> RECORD LIST

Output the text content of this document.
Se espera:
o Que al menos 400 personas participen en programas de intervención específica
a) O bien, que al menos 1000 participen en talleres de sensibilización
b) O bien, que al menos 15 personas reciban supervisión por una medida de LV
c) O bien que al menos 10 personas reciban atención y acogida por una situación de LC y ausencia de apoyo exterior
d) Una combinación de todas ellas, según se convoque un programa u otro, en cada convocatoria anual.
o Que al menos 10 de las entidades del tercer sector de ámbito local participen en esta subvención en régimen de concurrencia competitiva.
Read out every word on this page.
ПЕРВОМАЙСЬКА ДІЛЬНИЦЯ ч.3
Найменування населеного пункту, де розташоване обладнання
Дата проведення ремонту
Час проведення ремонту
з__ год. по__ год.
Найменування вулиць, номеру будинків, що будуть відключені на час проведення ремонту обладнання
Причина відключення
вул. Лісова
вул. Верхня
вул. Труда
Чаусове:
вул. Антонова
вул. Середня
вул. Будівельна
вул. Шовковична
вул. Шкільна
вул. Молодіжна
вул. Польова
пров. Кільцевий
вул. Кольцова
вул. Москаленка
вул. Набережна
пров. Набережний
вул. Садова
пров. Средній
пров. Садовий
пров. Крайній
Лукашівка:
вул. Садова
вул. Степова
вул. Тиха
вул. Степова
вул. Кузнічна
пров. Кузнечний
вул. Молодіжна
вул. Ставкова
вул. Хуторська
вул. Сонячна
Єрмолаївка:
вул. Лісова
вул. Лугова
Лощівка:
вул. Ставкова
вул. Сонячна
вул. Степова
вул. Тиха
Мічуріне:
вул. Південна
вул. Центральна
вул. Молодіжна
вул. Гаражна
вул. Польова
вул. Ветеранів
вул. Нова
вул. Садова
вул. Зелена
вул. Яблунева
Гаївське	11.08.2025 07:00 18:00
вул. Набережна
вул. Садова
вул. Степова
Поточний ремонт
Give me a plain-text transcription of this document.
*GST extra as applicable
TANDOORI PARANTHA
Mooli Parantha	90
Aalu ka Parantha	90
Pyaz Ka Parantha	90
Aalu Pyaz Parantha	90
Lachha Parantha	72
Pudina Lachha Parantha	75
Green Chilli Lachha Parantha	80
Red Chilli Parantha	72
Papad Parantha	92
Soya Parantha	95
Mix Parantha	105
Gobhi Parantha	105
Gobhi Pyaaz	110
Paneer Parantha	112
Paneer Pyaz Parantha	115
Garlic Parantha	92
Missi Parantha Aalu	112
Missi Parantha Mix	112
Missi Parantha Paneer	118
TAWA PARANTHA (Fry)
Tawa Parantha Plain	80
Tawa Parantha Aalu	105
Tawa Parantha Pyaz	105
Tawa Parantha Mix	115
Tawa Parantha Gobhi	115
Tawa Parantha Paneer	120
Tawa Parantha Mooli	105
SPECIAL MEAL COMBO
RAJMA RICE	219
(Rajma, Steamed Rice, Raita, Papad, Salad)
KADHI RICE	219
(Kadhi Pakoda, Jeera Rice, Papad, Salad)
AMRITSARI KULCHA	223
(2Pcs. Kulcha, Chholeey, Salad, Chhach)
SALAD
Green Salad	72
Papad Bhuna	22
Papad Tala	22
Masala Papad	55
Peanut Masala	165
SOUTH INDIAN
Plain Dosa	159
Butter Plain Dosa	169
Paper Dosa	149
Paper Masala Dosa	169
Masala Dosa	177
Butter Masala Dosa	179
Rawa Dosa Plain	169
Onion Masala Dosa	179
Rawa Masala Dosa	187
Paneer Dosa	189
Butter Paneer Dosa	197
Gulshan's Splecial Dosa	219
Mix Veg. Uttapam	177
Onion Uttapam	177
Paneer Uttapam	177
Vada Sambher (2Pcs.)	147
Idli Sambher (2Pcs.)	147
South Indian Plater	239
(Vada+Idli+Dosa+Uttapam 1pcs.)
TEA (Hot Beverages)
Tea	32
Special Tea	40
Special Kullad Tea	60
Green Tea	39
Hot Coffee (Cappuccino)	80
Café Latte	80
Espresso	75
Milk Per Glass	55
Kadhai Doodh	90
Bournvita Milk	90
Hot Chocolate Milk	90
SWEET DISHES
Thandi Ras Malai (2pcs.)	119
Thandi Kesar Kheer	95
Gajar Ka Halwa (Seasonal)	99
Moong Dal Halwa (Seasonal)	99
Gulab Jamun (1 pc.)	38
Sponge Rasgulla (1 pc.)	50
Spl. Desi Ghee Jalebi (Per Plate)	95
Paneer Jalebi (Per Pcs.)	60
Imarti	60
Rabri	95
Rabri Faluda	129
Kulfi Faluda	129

> DESCRIPTION OF THE TASK
Would you restate each of the entries word for word?

> FINISHED ANSWER
Output the text content of this document.
Se espera:
o Que al menos 400 personas participen en programas de intervención específica
a) O bien, que al menos 1000 participen en talleres de sensibilización
b) O bien, que al menos 15 personas reciban supervisión por una medida de LV
c) O bien que al menos 10 personas reciban atención y acogida por una situación de LC y ausencia de apoyo exterior
d) Una combinación de todas ellas, según se convoque un programa u otro, en cada convocatoria anual.
o Que al menos 10 de las entidades del tercer sector de ámbito local participen en esta subvención en régimen de concurrencia competitiva.
Read out every word on this page.
ПЕРВОМАЙСЬКА ДІЛЬНИЦЯ ч.3
Найменування населеного пункту, де розташоване обладнання
Дата проведення ремонту
Час проведення ремонту
з__ год. по__ год.
Найменування вулиць, номеру будинків, що будуть відключені на час проведення ремонту обладнання
Причина відключення
вул. Лісова
вул. Верхня
вул. Труда
Чаусове:
вул. Антонова
вул. Середня
вул. Будівельна
вул. Шовковична
вул. Шкільна
вул. Молодіжна
вул. Польова
пров. Кільцевий
вул. Кольцова
вул. Москаленка
вул. Набережна
пров. Набережний
вул. Садова
пров. Средній
пров. Садовий
пров. Крайній
Лукашівка:
вул. Садова
вул. Степова
вул. Тиха
вул. Степова
вул. Кузнічна
пров. Кузнечний
вул. Молодіжна
вул. Ставкова
вул. Хуторська
вул. Сонячна
Єрмолаївка:
вул. Лісова
вул. Лугова
Лощівка:
вул. Ставкова
вул. Сонячна
вул. Степова
вул. Тиха
Мічуріне:
вул. Південна
вул. Центральна
вул. Молодіжна
вул. Гаражна
вул. Польова
вул. Ветеранів
вул. Нова
вул. Садова
вул. Зелена
вул. Яблунева
Гаївське	11.08.2025 07:00 18:00
вул. Набережна
вул. Садова
вул. Степова
Поточний ремонт
Give me a plain-text transcription of this document.
*GST extra as applicable
TANDOORI PARANTHA
Mooli Parantha	90
Aalu ka Parantha	90
Pyaz Ka Parantha	90
Aalu Pyaz Parantha	90
Lachha Parantha	72
Pudina Lachha Parantha	75
Green Chilli Lachha Parantha	80
Red Chilli Parantha	72
Papad Parantha	92
Soya Parantha	95
Mix Parantha	105
Gobhi Parantha	105
Gobhi Pyaaz	110
Paneer Parantha	112
Paneer Pyaz Parantha	115
Garlic Parantha	92
Missi Parantha Aalu	112
Missi Parantha Mix	112
Missi Parantha Paneer	118
TAWA PARANTHA (Fry)
Tawa Parantha Plain	80
Tawa Parantha Aalu	105
Tawa Parantha Pyaz	105
Tawa Parantha Mix	115
Tawa Parantha Gobhi	115
Tawa Parantha Paneer	120
Tawa Parantha Mooli	105
SPECIAL MEAL COMBO
RAJMA RICE	219
(Rajma, Steamed Rice, Raita, Papad, Salad)
KADHI RICE	219
(Kadhi Pakoda, Jeera Rice, Papad, Salad)
AMRITSARI KULCHA	223
(2Pcs. Kulcha, Chholeey, Salad, Chhach)
SALAD
Green Salad	72
Papad Bhuna	22
Papad Tala	22
Masala Papad	55
Peanut Masala	165
SOUTH INDIAN
Plain Dosa	159
Butter Plain Dosa	169
Paper Dosa	149
Paper Masala Dosa	169
Masala Dosa	177
Butter Masala Dosa	179
Rawa Dosa Plain	169
Onion Masala Dosa	179
Rawa Masala Dosa	187
Paneer Dosa	189
Butter Paneer Dosa	197
Gulshan's Splecial Dosa	219
Mix Veg. Uttapam	177
Onion Uttapam	177
Paneer Uttapam	177
Vada Sambher (2Pcs.)	147
Idli Sambher (2Pcs.)	147
South Indian Plater	239
(Vada+Idli+Dosa+Uttapam 1pcs.)
TEA (Hot Beverages)
Tea	32
Special Tea	40
Special Kullad Tea	60
Green Tea	39
Hot Coffee (Cappuccino)	80
Café Latte	80
Espresso	75
Milk Per Glass	55
Kadhai Doodh	90
Bournvita Milk	90
Hot Chocolate Milk	90
SWEET DISHES
Thandi Ras Malai (2pcs.)	119
Thandi Kesar Kheer	95
Gajar Ka Halwa (Seasonal)	99
Moong Dal Halwa (Seasonal)	99
Gulab Jamun (1 pc.)	38
Sponge Rasgulla (1 pc.)	50
Spl. Desi Ghee Jalebi (Per Plate)	95
Paneer Jalebi (Per Pcs.)	60
Imarti	60
Rabri	95
Rabri Faluda	129
Kulfi Faluda	129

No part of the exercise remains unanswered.